> Stated goal
Copy out each line containing "popolazione" from the entries below.
[start Excerpted records]
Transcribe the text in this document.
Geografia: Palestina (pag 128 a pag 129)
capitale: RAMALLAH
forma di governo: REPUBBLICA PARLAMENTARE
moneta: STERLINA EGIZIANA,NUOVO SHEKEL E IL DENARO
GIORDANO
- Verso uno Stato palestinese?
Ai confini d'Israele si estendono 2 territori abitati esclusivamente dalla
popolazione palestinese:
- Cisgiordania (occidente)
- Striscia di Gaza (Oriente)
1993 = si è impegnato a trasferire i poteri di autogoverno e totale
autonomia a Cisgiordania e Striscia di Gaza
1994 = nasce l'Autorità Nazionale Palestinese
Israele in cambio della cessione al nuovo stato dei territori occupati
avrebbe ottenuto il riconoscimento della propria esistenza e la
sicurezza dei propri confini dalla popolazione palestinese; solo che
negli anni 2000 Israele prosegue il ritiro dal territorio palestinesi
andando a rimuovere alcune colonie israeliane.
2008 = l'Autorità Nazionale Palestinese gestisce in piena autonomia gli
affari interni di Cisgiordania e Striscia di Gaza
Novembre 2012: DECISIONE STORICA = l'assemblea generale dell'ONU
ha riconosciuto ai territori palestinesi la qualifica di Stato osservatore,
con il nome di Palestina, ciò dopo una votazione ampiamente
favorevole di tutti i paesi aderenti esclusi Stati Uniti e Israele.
[end Excerpted records]
> Task solution
popolazione palestinese:
sicurezza dei propri confini dalla popolazione palestinese; solo che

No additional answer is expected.